▸ Task objective: Leaving out the pictures, retype all the material exactly.

▸ Given information:
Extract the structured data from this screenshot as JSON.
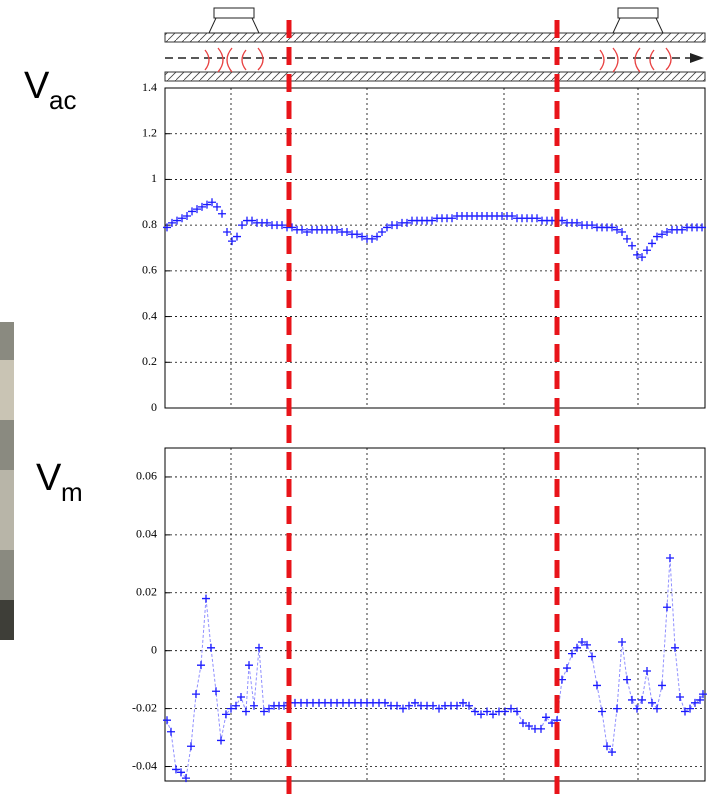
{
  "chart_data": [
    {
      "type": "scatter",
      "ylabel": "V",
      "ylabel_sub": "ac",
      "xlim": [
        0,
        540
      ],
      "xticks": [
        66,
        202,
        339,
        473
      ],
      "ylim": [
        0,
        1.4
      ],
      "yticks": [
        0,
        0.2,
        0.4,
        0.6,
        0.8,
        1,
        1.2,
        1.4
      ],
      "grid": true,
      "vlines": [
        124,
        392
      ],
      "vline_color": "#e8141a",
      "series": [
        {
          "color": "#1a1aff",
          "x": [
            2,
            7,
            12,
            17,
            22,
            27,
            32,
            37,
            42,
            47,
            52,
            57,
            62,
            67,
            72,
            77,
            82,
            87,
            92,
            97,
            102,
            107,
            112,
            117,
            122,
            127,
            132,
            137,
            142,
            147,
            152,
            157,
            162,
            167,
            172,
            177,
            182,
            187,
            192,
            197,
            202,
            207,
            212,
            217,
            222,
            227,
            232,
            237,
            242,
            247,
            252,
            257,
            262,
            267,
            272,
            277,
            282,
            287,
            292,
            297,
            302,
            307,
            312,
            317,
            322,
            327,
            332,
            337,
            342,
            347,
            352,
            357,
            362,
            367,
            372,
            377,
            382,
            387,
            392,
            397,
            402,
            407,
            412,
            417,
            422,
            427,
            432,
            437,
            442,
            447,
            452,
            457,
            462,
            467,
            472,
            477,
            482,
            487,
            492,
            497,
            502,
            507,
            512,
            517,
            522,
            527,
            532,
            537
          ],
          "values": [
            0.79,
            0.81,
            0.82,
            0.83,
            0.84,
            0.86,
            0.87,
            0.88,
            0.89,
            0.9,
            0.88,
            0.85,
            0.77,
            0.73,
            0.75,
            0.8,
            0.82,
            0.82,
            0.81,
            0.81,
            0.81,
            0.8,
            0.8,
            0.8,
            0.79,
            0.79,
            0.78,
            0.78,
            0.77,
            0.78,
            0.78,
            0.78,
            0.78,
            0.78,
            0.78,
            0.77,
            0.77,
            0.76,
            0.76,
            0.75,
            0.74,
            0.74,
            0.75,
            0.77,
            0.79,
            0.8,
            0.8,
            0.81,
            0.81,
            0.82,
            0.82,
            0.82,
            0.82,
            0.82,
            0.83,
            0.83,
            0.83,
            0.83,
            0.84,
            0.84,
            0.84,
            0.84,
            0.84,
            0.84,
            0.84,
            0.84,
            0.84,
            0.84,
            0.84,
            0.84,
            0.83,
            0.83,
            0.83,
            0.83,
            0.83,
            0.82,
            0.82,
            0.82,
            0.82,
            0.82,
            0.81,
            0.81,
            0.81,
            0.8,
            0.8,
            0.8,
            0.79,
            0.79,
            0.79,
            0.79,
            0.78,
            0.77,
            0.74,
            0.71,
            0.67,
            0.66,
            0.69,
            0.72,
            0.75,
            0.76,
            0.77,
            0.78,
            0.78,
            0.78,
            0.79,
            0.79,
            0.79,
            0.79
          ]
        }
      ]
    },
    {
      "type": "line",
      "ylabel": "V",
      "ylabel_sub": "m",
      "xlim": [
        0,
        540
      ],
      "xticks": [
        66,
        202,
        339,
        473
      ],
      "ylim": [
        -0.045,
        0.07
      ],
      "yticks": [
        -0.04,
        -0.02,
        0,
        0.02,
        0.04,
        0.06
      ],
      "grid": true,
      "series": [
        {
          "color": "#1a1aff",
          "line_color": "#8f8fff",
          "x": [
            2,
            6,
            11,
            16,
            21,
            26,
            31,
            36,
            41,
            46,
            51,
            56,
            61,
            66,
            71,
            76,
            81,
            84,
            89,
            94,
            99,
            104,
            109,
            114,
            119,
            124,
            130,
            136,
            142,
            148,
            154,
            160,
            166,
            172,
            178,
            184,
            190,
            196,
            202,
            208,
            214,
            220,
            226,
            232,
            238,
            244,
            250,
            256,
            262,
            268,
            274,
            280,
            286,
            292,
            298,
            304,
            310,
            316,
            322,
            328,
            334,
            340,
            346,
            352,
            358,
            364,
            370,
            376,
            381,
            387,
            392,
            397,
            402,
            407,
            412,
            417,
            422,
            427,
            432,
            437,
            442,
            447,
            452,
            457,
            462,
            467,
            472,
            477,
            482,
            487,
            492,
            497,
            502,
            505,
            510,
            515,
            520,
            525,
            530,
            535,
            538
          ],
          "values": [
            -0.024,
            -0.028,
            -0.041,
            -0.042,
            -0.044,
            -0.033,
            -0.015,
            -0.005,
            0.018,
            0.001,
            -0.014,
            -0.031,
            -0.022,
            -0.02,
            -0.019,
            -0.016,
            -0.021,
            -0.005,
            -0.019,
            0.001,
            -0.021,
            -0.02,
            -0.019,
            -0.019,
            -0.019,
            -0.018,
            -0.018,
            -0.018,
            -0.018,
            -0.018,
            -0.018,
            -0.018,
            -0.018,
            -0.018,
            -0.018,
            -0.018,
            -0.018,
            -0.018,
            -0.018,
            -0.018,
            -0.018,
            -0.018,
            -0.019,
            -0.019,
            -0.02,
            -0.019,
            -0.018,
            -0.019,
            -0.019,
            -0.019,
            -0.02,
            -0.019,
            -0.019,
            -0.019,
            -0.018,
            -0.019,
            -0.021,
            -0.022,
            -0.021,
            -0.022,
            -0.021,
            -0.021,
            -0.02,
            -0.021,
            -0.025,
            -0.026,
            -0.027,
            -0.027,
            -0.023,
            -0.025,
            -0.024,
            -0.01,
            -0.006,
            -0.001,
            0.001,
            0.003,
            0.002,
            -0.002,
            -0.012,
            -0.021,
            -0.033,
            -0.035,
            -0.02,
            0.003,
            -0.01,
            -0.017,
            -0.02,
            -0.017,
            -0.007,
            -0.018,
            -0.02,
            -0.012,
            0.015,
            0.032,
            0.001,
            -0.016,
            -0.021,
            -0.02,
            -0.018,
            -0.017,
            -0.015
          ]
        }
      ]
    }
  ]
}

▸ Output for this exercise:
Extract the structured data from this screenshot as JSON.
{
  "chart_data": [
    {
      "type": "scatter",
      "ylabel": "V",
      "ylabel_sub": "ac",
      "xlim": [
        0,
        540
      ],
      "xticks": [
        66,
        202,
        339,
        473
      ],
      "ylim": [
        0,
        1.4
      ],
      "yticks": [
        0,
        0.2,
        0.4,
        0.6,
        0.8,
        1,
        1.2,
        1.4
      ],
      "grid": true,
      "vlines": [
        124,
        392
      ],
      "vline_color": "#e8141a",
      "series": [
        {
          "color": "#1a1aff",
          "x": [
            2,
            7,
            12,
            17,
            22,
            27,
            32,
            37,
            42,
            47,
            52,
            57,
            62,
            67,
            72,
            77,
            82,
            87,
            92,
            97,
            102,
            107,
            112,
            117,
            122,
            127,
            132,
            137,
            142,
            147,
            152,
            157,
            162,
            167,
            172,
            177,
            182,
            187,
            192,
            197,
            202,
            207,
            212,
            217,
            222,
            227,
            232,
            237,
            242,
            247,
            252,
            257,
            262,
            267,
            272,
            277,
            282,
            287,
            292,
            297,
            302,
            307,
            312,
            317,
            322,
            327,
            332,
            337,
            342,
            347,
            352,
            357,
            362,
            367,
            372,
            377,
            382,
            387,
            392,
            397,
            402,
            407,
            412,
            417,
            422,
            427,
            432,
            437,
            442,
            447,
            452,
            457,
            462,
            467,
            472,
            477,
            482,
            487,
            492,
            497,
            502,
            507,
            512,
            517,
            522,
            527,
            532,
            537
          ],
          "values": [
            0.79,
            0.81,
            0.82,
            0.83,
            0.84,
            0.86,
            0.87,
            0.88,
            0.89,
            0.9,
            0.88,
            0.85,
            0.77,
            0.73,
            0.75,
            0.8,
            0.82,
            0.82,
            0.81,
            0.81,
            0.81,
            0.8,
            0.8,
            0.8,
            0.79,
            0.79,
            0.78,
            0.78,
            0.77,
            0.78,
            0.78,
            0.78,
            0.78,
            0.78,
            0.78,
            0.77,
            0.77,
            0.76,
            0.76,
            0.75,
            0.74,
            0.74,
            0.75,
            0.77,
            0.79,
            0.8,
            0.8,
            0.81,
            0.81,
            0.82,
            0.82,
            0.82,
            0.82,
            0.82,
            0.83,
            0.83,
            0.83,
            0.83,
            0.84,
            0.84,
            0.84,
            0.84,
            0.84,
            0.84,
            0.84,
            0.84,
            0.84,
            0.84,
            0.84,
            0.84,
            0.83,
            0.83,
            0.83,
            0.83,
            0.83,
            0.82,
            0.82,
            0.82,
            0.82,
            0.82,
            0.81,
            0.81,
            0.81,
            0.8,
            0.8,
            0.8,
            0.79,
            0.79,
            0.79,
            0.79,
            0.78,
            0.77,
            0.74,
            0.71,
            0.67,
            0.66,
            0.69,
            0.72,
            0.75,
            0.76,
            0.77,
            0.78,
            0.78,
            0.78,
            0.79,
            0.79,
            0.79,
            0.79
          ]
        }
      ]
    },
    {
      "type": "line",
      "ylabel": "V",
      "ylabel_sub": "m",
      "xlim": [
        0,
        540
      ],
      "xticks": [
        66,
        202,
        339,
        473
      ],
      "ylim": [
        -0.045,
        0.07
      ],
      "yticks": [
        -0.04,
        -0.02,
        0,
        0.02,
        0.04,
        0.06
      ],
      "grid": true,
      "series": [
        {
          "color": "#1a1aff",
          "line_color": "#8f8fff",
          "x": [
            2,
            6,
            11,
            16,
            21,
            26,
            31,
            36,
            41,
            46,
            51,
            56,
            61,
            66,
            71,
            76,
            81,
            84,
            89,
            94,
            99,
            104,
            109,
            114,
            119,
            124,
            130,
            136,
            142,
            148,
            154,
            160,
            166,
            172,
            178,
            184,
            190,
            196,
            202,
            208,
            214,
            220,
            226,
            232,
            238,
            244,
            250,
            256,
            262,
            268,
            274,
            280,
            286,
            292,
            298,
            304,
            310,
            316,
            322,
            328,
            334,
            340,
            346,
            352,
            358,
            364,
            370,
            376,
            381,
            387,
            392,
            397,
            402,
            407,
            412,
            417,
            422,
            427,
            432,
            437,
            442,
            447,
            452,
            457,
            462,
            467,
            472,
            477,
            482,
            487,
            492,
            497,
            502,
            505,
            510,
            515,
            520,
            525,
            530,
            535,
            538
          ],
          "values": [
            -0.024,
            -0.028,
            -0.041,
            -0.042,
            -0.044,
            -0.033,
            -0.015,
            -0.005,
            0.018,
            0.001,
            -0.014,
            -0.031,
            -0.022,
            -0.02,
            -0.019,
            -0.016,
            -0.021,
            -0.005,
            -0.019,
            0.001,
            -0.021,
            -0.02,
            -0.019,
            -0.019,
            -0.019,
            -0.018,
            -0.018,
            -0.018,
            -0.018,
            -0.018,
            -0.018,
            -0.018,
            -0.018,
            -0.018,
            -0.018,
            -0.018,
            -0.018,
            -0.018,
            -0.018,
            -0.018,
            -0.018,
            -0.018,
            -0.019,
            -0.019,
            -0.02,
            -0.019,
            -0.018,
            -0.019,
            -0.019,
            -0.019,
            -0.02,
            -0.019,
            -0.019,
            -0.019,
            -0.018,
            -0.019,
            -0.021,
            -0.022,
            -0.021,
            -0.022,
            -0.021,
            -0.021,
            -0.02,
            -0.021,
            -0.025,
            -0.026,
            -0.027,
            -0.027,
            -0.023,
            -0.025,
            -0.024,
            -0.01,
            -0.006,
            -0.001,
            0.001,
            0.003,
            0.002,
            -0.002,
            -0.012,
            -0.021,
            -0.033,
            -0.035,
            -0.02,
            0.003,
            -0.01,
            -0.017,
            -0.02,
            -0.017,
            -0.007,
            -0.018,
            -0.02,
            -0.012,
            0.015,
            0.032,
            0.001,
            -0.016,
            -0.021,
            -0.02,
            -0.018,
            -0.017,
            -0.015
          ]
        }
      ]
    }
  ]
}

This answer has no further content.